§ **WHAT YOU ARE ASKED TO DO**
Lines containing the string "horizontal" are to be counted; report only how many there are.

§ **DATA PROVIDED**
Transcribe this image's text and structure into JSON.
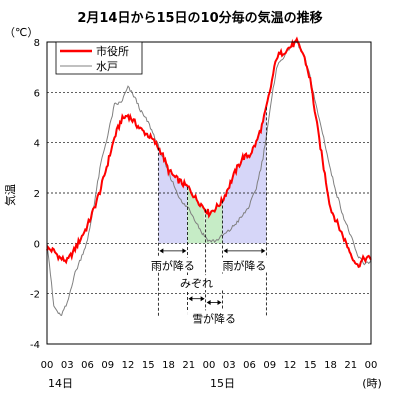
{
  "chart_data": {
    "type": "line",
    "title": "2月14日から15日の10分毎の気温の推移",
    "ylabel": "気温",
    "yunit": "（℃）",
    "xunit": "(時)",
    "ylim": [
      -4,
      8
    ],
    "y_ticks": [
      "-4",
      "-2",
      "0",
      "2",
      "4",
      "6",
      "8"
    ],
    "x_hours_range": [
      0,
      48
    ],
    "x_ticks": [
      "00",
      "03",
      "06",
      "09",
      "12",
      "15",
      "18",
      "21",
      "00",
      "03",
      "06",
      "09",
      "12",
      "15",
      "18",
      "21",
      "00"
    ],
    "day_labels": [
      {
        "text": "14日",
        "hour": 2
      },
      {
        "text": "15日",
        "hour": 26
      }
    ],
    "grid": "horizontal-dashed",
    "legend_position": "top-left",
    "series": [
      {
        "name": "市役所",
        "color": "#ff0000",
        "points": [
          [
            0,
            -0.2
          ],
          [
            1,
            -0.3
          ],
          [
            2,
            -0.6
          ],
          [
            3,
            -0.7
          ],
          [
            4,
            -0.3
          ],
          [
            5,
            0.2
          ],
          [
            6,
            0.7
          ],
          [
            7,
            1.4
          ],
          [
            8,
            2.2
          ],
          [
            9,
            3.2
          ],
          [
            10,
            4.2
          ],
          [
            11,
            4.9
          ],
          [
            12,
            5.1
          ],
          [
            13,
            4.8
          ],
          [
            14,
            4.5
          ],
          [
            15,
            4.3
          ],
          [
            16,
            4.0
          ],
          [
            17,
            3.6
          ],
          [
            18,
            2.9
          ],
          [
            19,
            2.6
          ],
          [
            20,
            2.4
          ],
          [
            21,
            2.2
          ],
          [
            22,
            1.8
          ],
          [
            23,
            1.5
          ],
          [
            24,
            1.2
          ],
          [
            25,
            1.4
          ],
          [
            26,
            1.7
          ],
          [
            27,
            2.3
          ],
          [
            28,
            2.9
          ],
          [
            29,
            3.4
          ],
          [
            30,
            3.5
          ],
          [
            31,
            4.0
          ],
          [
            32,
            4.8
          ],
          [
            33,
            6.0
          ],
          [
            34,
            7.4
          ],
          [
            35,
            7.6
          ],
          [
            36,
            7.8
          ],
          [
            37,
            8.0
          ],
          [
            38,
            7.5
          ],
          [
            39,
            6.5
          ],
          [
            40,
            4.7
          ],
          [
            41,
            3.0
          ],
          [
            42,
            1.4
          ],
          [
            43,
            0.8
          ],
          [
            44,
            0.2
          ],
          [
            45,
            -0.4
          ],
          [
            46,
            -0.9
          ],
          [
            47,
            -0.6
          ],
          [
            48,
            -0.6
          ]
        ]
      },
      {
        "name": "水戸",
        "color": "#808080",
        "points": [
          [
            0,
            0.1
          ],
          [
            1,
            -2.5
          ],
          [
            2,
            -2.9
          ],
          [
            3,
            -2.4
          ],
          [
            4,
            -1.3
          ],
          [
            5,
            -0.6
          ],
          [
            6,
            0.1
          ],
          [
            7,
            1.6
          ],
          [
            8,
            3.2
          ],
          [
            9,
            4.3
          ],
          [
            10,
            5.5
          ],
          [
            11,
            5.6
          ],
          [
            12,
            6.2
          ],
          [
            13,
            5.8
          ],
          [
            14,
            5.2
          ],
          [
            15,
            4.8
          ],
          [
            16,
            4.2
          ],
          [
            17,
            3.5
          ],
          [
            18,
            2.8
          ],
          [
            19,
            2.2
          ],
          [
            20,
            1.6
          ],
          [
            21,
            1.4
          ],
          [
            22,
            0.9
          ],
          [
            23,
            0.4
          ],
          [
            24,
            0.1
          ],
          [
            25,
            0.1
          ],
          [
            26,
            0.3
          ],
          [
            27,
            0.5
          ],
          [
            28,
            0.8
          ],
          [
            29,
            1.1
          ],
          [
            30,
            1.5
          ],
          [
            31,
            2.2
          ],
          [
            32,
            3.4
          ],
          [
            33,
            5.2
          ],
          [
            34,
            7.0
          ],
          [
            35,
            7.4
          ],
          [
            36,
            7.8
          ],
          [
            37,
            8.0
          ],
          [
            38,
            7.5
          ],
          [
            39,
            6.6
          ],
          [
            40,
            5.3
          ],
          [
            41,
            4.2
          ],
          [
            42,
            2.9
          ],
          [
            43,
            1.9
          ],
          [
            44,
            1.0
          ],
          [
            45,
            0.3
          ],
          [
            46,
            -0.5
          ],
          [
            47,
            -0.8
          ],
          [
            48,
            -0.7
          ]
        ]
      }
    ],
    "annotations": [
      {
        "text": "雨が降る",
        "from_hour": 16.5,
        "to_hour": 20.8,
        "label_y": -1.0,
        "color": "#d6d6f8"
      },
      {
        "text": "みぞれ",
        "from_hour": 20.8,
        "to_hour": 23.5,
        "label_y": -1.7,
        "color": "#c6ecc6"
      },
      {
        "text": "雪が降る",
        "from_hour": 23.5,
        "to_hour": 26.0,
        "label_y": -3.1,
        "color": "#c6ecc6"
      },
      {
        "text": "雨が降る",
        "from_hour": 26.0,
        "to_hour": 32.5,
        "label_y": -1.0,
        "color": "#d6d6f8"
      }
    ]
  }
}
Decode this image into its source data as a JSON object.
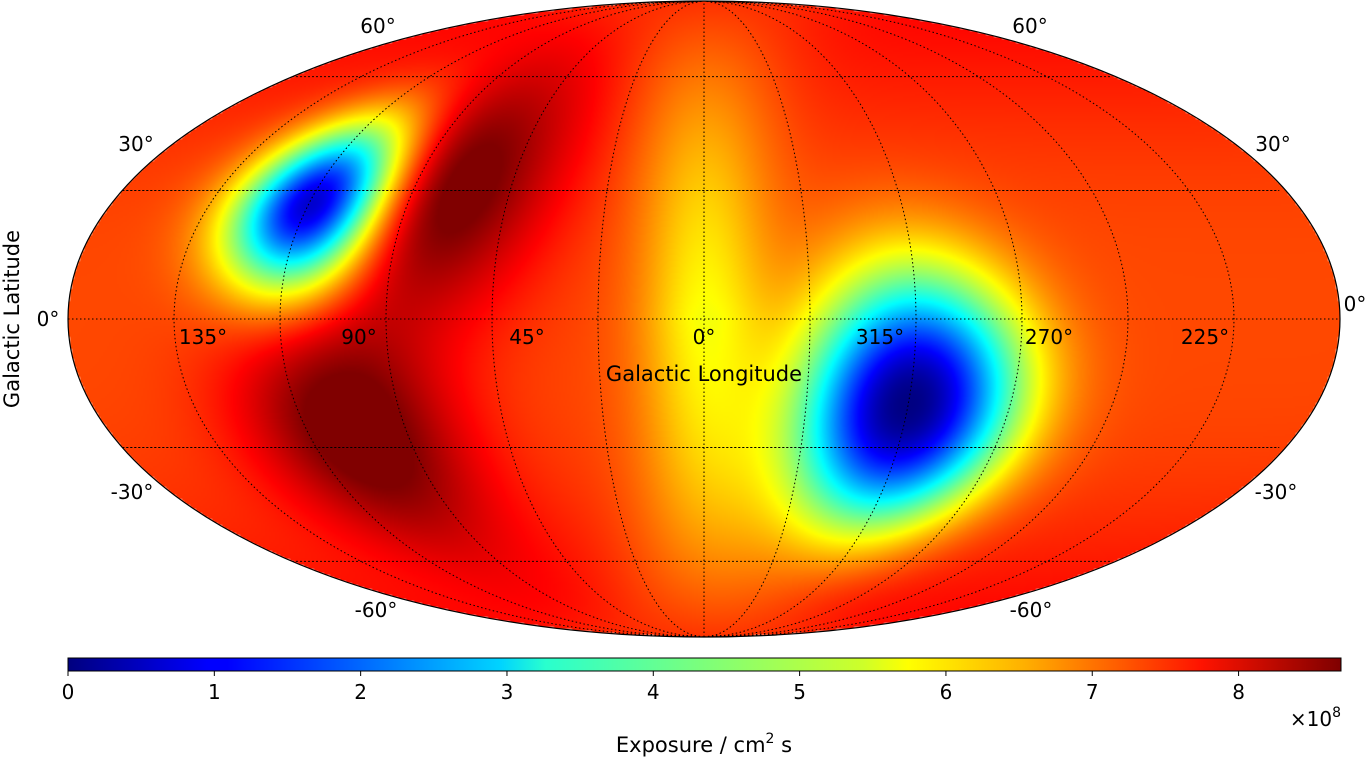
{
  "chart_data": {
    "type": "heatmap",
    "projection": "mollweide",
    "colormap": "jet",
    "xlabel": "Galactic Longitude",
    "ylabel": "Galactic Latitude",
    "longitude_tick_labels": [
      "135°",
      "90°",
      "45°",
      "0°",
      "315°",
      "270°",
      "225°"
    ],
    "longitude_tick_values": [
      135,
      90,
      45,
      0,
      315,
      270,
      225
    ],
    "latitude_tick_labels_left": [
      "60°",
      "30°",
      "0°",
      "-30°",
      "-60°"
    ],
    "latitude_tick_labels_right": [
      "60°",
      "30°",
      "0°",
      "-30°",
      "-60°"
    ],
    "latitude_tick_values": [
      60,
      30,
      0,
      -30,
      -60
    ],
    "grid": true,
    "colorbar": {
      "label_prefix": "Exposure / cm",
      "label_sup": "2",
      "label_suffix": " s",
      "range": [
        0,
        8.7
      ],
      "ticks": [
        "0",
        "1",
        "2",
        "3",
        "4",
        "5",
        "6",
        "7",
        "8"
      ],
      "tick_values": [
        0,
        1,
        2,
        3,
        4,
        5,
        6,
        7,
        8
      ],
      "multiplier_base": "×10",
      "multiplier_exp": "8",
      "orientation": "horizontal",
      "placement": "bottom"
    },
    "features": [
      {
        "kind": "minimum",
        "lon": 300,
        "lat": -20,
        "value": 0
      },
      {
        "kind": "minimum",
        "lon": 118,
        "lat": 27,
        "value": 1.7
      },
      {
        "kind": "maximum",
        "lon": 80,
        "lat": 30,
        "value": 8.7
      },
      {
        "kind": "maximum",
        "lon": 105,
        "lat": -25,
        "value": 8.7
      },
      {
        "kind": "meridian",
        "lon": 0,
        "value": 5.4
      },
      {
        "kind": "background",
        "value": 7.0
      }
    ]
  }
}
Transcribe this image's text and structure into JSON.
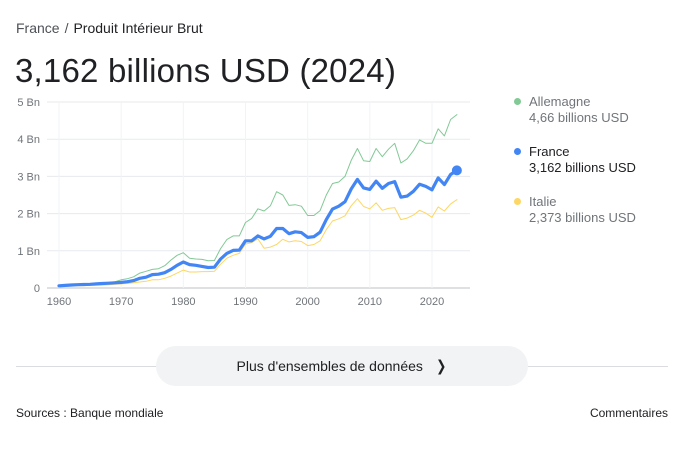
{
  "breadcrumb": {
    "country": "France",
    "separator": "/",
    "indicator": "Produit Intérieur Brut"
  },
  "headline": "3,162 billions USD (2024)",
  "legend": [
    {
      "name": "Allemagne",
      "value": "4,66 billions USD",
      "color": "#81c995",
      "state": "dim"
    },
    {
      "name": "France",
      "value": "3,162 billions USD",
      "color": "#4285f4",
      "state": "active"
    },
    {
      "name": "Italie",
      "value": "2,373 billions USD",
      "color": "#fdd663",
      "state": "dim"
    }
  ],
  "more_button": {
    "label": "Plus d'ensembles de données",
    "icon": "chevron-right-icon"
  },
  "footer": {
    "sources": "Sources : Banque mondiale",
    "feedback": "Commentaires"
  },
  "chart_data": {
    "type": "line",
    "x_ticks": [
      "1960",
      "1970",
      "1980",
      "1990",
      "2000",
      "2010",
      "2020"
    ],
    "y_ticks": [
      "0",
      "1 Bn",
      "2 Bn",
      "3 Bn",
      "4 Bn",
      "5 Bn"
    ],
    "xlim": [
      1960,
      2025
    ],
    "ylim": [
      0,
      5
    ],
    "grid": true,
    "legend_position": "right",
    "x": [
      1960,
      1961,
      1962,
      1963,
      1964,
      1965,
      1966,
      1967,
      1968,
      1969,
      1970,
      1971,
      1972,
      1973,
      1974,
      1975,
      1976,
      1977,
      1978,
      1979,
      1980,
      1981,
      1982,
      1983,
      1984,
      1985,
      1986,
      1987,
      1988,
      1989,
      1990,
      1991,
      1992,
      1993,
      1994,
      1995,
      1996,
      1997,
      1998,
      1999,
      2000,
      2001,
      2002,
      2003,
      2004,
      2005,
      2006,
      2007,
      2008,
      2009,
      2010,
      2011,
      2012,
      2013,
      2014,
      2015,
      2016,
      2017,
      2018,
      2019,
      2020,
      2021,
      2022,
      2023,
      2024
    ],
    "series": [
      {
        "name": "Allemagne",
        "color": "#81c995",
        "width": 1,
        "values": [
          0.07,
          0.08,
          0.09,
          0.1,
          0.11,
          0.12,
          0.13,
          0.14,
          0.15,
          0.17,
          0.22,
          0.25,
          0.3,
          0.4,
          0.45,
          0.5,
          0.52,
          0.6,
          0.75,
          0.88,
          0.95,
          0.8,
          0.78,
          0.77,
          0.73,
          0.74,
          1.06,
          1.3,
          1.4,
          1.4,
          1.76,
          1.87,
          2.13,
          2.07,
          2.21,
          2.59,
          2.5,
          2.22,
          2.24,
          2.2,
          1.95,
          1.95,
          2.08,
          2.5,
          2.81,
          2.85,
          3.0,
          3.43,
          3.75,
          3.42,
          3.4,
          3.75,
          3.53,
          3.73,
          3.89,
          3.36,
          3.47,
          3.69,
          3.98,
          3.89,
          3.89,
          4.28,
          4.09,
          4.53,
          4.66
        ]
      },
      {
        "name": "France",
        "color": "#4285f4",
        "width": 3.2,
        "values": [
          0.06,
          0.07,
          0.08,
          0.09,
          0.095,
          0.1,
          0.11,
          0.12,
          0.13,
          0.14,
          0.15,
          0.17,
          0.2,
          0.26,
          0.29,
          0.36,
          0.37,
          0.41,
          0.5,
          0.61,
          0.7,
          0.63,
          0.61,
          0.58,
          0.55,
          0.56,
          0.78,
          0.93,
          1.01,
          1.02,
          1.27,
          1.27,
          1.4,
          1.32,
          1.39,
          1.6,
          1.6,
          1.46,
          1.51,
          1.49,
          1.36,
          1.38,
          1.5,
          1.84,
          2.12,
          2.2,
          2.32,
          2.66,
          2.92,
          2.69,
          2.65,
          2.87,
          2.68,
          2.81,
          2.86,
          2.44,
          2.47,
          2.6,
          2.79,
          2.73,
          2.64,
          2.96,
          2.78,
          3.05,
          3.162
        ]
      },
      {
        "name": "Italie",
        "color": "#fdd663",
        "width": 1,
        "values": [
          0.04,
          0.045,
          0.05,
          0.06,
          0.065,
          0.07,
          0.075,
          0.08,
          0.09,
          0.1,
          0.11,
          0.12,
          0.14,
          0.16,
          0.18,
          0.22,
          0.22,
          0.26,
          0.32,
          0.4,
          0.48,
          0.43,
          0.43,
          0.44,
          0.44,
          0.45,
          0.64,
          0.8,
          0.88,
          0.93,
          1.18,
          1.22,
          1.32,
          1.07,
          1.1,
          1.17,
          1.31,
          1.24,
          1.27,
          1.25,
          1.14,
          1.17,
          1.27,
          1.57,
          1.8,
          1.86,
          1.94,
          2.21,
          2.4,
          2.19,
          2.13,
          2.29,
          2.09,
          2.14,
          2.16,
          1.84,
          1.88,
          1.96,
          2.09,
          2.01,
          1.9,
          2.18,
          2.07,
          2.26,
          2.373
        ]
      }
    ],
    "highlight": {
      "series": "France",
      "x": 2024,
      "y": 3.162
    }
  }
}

§ **EXERCISE RESULT**
2